**Extracted information**.

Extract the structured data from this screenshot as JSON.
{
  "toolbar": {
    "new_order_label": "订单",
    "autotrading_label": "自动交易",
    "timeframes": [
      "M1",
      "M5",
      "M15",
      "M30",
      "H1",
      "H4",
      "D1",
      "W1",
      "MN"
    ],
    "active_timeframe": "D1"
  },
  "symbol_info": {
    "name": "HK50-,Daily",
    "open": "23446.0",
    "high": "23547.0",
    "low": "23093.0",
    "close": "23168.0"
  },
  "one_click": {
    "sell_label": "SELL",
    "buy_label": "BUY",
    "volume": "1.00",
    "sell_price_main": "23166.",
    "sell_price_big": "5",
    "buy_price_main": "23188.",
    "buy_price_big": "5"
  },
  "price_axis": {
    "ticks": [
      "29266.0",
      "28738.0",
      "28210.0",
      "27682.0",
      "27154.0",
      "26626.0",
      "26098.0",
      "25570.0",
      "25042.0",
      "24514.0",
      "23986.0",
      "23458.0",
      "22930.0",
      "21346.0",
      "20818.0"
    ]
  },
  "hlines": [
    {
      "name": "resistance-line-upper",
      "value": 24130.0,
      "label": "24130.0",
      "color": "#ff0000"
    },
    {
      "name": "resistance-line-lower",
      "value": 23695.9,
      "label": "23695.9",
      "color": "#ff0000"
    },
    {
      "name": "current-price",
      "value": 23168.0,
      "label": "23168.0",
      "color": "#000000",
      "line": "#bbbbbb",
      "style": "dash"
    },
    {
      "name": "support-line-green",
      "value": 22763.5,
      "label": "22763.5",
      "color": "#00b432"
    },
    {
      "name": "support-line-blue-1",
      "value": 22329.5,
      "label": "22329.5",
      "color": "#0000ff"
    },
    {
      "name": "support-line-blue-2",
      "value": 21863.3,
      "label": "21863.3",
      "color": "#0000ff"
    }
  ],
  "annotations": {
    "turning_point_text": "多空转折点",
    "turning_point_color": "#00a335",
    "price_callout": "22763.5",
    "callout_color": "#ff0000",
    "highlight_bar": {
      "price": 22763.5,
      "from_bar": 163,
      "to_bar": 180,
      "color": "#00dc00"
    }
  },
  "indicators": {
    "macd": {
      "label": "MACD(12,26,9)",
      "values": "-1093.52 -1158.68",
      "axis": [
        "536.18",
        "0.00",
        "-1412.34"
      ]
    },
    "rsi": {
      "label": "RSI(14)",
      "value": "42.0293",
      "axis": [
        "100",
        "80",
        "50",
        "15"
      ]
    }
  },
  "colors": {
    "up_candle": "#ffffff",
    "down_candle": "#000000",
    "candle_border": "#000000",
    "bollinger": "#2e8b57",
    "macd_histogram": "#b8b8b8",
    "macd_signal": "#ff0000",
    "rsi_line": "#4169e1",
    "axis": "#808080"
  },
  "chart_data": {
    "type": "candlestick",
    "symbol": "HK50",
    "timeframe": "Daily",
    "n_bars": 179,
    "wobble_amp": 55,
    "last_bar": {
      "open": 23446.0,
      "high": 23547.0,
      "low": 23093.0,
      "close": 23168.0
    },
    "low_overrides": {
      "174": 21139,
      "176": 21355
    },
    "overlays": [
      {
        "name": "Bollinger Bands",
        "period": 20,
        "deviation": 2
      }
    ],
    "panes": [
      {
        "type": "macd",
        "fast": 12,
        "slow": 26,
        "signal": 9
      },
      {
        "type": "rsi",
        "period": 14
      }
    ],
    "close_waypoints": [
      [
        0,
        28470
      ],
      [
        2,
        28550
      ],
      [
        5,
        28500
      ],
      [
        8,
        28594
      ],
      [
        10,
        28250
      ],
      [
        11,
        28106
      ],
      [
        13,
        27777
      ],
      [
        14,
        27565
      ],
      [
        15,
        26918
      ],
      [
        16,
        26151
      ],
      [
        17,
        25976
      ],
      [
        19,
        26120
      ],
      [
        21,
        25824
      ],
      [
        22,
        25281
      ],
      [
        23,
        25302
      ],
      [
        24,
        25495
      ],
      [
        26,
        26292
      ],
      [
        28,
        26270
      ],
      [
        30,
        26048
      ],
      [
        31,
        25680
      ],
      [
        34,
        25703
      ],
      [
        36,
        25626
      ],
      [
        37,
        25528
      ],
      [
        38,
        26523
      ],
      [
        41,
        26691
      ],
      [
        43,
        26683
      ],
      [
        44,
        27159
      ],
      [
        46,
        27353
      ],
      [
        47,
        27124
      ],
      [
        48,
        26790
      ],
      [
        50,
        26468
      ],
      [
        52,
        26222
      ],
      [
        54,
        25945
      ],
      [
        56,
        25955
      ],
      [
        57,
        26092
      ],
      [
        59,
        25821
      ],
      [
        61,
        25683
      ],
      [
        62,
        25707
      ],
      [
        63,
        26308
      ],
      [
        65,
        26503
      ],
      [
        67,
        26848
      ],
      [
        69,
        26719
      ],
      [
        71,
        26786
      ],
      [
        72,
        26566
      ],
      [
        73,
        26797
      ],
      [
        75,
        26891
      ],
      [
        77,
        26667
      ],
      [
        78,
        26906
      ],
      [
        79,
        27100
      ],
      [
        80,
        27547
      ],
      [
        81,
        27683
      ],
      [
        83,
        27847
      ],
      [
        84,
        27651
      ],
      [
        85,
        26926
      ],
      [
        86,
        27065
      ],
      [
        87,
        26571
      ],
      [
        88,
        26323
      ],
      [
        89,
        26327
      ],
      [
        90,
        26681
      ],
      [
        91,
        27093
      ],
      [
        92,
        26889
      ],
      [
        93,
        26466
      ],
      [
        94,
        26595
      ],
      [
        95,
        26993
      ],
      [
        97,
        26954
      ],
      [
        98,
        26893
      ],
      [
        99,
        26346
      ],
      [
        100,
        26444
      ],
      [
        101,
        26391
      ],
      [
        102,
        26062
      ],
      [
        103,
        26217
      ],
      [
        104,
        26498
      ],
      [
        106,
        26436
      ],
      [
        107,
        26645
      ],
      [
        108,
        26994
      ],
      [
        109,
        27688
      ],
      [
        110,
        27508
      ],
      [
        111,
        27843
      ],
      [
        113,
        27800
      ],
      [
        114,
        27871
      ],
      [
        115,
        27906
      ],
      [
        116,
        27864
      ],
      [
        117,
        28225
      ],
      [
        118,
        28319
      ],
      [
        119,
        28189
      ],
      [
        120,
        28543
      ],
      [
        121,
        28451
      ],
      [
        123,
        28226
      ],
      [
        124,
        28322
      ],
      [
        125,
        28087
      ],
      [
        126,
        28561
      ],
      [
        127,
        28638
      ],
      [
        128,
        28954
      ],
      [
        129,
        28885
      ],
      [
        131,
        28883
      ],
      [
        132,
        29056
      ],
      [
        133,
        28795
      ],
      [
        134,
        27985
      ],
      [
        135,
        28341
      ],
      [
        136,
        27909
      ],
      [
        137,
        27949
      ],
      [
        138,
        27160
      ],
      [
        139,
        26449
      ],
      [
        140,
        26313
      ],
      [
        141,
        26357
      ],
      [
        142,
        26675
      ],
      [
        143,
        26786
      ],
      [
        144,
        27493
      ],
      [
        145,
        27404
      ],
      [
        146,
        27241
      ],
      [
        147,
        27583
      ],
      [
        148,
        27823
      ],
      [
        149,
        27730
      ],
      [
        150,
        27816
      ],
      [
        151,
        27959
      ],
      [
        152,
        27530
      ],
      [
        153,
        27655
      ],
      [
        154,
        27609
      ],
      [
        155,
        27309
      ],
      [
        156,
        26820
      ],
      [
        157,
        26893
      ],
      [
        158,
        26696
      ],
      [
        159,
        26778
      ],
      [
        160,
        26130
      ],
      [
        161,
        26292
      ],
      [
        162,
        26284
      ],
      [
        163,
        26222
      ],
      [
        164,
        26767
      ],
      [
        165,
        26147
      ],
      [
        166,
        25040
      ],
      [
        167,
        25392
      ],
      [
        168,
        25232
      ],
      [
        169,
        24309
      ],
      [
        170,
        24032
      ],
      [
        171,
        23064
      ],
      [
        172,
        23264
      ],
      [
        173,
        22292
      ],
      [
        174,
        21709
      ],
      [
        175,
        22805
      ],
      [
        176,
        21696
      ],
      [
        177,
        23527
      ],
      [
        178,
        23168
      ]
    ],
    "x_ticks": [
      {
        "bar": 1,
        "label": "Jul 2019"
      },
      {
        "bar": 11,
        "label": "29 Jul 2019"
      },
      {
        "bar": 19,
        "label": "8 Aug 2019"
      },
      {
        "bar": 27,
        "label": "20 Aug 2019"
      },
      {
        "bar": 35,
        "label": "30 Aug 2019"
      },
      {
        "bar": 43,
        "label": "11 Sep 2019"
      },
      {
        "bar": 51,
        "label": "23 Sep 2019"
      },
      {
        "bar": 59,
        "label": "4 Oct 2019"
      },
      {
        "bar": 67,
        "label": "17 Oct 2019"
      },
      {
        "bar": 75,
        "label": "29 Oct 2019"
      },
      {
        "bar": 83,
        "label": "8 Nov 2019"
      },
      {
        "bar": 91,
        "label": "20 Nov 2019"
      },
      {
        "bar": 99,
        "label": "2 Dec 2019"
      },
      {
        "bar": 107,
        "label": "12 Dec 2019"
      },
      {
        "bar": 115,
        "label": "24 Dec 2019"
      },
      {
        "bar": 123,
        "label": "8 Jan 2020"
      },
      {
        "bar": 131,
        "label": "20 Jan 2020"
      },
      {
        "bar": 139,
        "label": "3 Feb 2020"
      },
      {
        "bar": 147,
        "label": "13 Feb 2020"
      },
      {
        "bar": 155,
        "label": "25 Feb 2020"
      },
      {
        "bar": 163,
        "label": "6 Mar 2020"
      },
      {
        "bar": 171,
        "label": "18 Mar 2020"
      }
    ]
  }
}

**Exercise aim**.
Collect each line holding the string "name".

**Final result**.
    "name": "HK50-,Daily",
      "name": "resistance-line-upper",
      "name": "resistance-line-lower",
      "name": "current-price",
      "name": "support-line-green",
      "name": "support-line-blue-1",
      "name": "support-line-blue-2",
        "name": "Bollinger Bands",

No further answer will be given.